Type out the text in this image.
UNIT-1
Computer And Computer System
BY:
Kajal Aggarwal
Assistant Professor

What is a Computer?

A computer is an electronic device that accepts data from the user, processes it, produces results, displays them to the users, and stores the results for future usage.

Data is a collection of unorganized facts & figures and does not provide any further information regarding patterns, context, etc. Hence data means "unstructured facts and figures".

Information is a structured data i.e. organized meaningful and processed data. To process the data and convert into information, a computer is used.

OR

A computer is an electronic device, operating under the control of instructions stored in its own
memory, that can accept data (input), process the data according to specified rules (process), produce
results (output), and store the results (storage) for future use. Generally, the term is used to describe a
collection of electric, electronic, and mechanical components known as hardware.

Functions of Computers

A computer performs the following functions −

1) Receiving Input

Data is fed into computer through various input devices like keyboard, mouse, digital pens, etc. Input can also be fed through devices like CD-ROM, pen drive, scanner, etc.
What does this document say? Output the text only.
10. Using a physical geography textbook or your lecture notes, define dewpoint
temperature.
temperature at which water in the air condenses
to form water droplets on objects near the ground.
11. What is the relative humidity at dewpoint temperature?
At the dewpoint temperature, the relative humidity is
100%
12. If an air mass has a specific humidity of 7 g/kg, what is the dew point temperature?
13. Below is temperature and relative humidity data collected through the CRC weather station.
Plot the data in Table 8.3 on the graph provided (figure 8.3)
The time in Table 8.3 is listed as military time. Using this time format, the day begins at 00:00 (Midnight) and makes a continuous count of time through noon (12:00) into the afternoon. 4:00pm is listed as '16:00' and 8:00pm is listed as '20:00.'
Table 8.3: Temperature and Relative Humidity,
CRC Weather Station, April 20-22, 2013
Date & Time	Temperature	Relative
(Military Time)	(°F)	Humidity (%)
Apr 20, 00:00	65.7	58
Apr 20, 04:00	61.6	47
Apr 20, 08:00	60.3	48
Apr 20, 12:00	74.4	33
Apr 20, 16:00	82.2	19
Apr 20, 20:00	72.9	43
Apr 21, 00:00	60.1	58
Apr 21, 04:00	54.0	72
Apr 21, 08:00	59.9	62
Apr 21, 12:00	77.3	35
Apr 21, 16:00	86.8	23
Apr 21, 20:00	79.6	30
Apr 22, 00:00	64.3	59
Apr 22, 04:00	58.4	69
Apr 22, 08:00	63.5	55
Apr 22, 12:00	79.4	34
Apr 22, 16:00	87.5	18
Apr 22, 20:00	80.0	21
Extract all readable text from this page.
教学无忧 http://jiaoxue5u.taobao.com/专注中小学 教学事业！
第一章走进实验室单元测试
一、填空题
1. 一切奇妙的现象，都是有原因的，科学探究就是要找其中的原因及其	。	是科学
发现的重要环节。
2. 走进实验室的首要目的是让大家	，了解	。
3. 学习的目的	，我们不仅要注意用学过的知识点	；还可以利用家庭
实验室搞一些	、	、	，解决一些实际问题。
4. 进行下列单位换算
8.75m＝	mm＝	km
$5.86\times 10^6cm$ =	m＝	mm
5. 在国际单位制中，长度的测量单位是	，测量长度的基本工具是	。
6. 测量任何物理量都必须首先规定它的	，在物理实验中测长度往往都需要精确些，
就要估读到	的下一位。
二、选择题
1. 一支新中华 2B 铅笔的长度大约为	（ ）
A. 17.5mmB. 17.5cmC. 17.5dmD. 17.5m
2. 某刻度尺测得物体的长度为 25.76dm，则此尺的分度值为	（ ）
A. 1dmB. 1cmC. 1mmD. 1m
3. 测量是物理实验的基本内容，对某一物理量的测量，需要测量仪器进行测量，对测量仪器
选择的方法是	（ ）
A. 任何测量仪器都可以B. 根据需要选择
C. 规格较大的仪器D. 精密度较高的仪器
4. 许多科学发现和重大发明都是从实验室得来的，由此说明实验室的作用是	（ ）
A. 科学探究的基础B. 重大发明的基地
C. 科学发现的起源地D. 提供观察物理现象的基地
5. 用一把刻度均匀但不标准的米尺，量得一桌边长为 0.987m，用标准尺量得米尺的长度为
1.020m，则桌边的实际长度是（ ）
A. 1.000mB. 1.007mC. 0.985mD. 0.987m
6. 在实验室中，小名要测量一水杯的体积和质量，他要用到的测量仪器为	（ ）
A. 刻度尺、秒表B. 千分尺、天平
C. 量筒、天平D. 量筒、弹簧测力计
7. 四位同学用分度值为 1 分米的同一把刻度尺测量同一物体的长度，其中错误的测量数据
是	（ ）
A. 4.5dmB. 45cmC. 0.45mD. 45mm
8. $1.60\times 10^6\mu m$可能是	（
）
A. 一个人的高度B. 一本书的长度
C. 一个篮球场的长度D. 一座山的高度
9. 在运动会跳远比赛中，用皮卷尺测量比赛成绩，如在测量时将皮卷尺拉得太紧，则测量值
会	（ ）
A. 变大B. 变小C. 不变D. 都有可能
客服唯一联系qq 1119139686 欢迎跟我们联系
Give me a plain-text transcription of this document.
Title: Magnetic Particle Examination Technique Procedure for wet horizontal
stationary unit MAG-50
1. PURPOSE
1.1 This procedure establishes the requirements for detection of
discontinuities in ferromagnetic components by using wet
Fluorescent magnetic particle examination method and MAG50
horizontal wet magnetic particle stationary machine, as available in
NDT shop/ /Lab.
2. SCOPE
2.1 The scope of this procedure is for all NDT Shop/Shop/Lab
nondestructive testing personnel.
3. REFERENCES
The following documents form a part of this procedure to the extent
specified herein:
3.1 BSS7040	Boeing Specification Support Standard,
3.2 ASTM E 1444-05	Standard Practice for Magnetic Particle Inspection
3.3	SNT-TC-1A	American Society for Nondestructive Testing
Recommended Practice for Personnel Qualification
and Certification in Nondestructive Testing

------------------------------------------------

■ Task prompt ■
Write down every line of the data exactly as it appears above.

■ Result for this task ■
Type out the text in this image.
UNIT-1
Computer And Computer System
BY:
Kajal Aggarwal
Assistant Professor

What is a Computer?

A computer is an electronic device that accepts data from the user, processes it, produces results, displays them to the users, and stores the results for future usage.

Data is a collection of unorganized facts & figures and does not provide any further information regarding patterns, context, etc. Hence data means "unstructured facts and figures".

Information is a structured data i.e. organized meaningful and processed data. To process the data and convert into information, a computer is used.

OR

A computer is an electronic device, operating under the control of instructions stored in its own
memory, that can accept data (input), process the data according to specified rules (process), produce
results (output), and store the results (storage) for future use. Generally, the term is used to describe a
collection of electric, electronic, and mechanical components known as hardware.

Functions of Computers

A computer performs the following functions −

1) Receiving Input

Data is fed into computer through various input devices like keyboard, mouse, digital pens, etc. Input can also be fed through devices like CD-ROM, pen drive, scanner, etc.
What does this document say? Output the text only.
10. Using a physical geography textbook or your lecture notes, define dewpoint
temperature.
temperature at which water in the air condenses
to form water droplets on objects near the ground.
11. What is the relative humidity at dewpoint temperature?
At the dewpoint temperature, the relative humidity is
100%
12. If an air mass has a specific humidity of 7 g/kg, what is the dew point temperature?
13. Below is temperature and relative humidity data collected through the CRC weather station.
Plot the data in Table 8.3 on the graph provided (figure 8.3)
The time in Table 8.3 is listed as military time. Using this time format, the day begins at 00:00 (Midnight) and makes a continuous count of time through noon (12:00) into the afternoon. 4:00pm is listed as '16:00' and 8:00pm is listed as '20:00.'
Table 8.3: Temperature and Relative Humidity,
CRC Weather Station, April 20-22, 2013
Date & Time	Temperature	Relative
(Military Time)	(°F)	Humidity (%)
Apr 20, 00:00	65.7	58
Apr 20, 04:00	61.6	47
Apr 20, 08:00	60.3	48
Apr 20, 12:00	74.4	33
Apr 20, 16:00	82.2	19
Apr 20, 20:00	72.9	43
Apr 21, 00:00	60.1	58
Apr 21, 04:00	54.0	72
Apr 21, 08:00	59.9	62
Apr 21, 12:00	77.3	35
Apr 21, 16:00	86.8	23
Apr 21, 20:00	79.6	30
Apr 22, 00:00	64.3	59
Apr 22, 04:00	58.4	69
Apr 22, 08:00	63.5	55
Apr 22, 12:00	79.4	34
Apr 22, 16:00	87.5	18
Apr 22, 20:00	80.0	21
Extract all readable text from this page.
教学无忧 http://jiaoxue5u.taobao.com/专注中小学 教学事业！
第一章走进实验室单元测试
一、填空题
1. 一切奇妙的现象，都是有原因的，科学探究就是要找其中的原因及其	。	是科学
发现的重要环节。
2. 走进实验室的首要目的是让大家	，了解	。
3. 学习的目的	，我们不仅要注意用学过的知识点	；还可以利用家庭
实验室搞一些	、	、	，解决一些实际问题。
4. 进行下列单位换算
8.75m＝	mm＝	km
$5.86\times 10^6cm$ =	m＝	mm
5. 在国际单位制中，长度的测量单位是	，测量长度的基本工具是	。
6. 测量任何物理量都必须首先规定它的	，在物理实验中测长度往往都需要精确些，
就要估读到	的下一位。
二、选择题
1. 一支新中华 2B 铅笔的长度大约为	（ ）
A. 17.5mmB. 17.5cmC. 17.5dmD. 17.5m
2. 某刻度尺测得物体的长度为 25.76dm，则此尺的分度值为	（ ）
A. 1dmB. 1cmC. 1mmD. 1m
3. 测量是物理实验的基本内容，对某一物理量的测量，需要测量仪器进行测量，对测量仪器
选择的方法是	（ ）
A. 任何测量仪器都可以B. 根据需要选择
C. 规格较大的仪器D. 精密度较高的仪器
4. 许多科学发现和重大发明都是从实验室得来的，由此说明实验室的作用是	（ ）
A. 科学探究的基础B. 重大发明的基地
C. 科学发现的起源地D. 提供观察物理现象的基地
5. 用一把刻度均匀但不标准的米尺，量得一桌边长为 0.987m，用标准尺量得米尺的长度为
1.020m，则桌边的实际长度是（ ）
A. 1.000mB. 1.007mC. 0.985mD. 0.987m
6. 在实验室中，小名要测量一水杯的体积和质量，他要用到的测量仪器为	（ ）
A. 刻度尺、秒表B. 千分尺、天平
C. 量筒、天平D. 量筒、弹簧测力计
7. 四位同学用分度值为 1 分米的同一把刻度尺测量同一物体的长度，其中错误的测量数据
是	（ ）
A. 4.5dmB. 45cmC. 0.45mD. 45mm
8. $1.60\times 10^6\mu m$可能是	（
）
A. 一个人的高度B. 一本书的长度
C. 一个篮球场的长度D. 一座山的高度
9. 在运动会跳远比赛中，用皮卷尺测量比赛成绩，如在测量时将皮卷尺拉得太紧，则测量值
会	（ ）
A. 变大B. 变小C. 不变D. 都有可能
客服唯一联系qq 1119139686 欢迎跟我们联系
Give me a plain-text transcription of this document.
Title: Magnetic Particle Examination Technique Procedure for wet horizontal
stationary unit MAG-50
1. PURPOSE
1.1 This procedure establishes the requirements for detection of
discontinuities in ferromagnetic components by using wet
Fluorescent magnetic particle examination method and MAG50
horizontal wet magnetic particle stationary machine, as available in
NDT shop/ /Lab.
2. SCOPE
2.1 The scope of this procedure is for all NDT Shop/Shop/Lab
nondestructive testing personnel.
3. REFERENCES
The following documents form a part of this procedure to the extent
specified herein:
3.1 BSS7040	Boeing Specification Support Standard,
3.2 ASTM E 1444-05	Standard Practice for Magnetic Particle Inspection
3.3	SNT-TC-1A	American Society for Nondestructive Testing
Recommended Practice for Personnel Qualification
and Certification in Nondestructive Testing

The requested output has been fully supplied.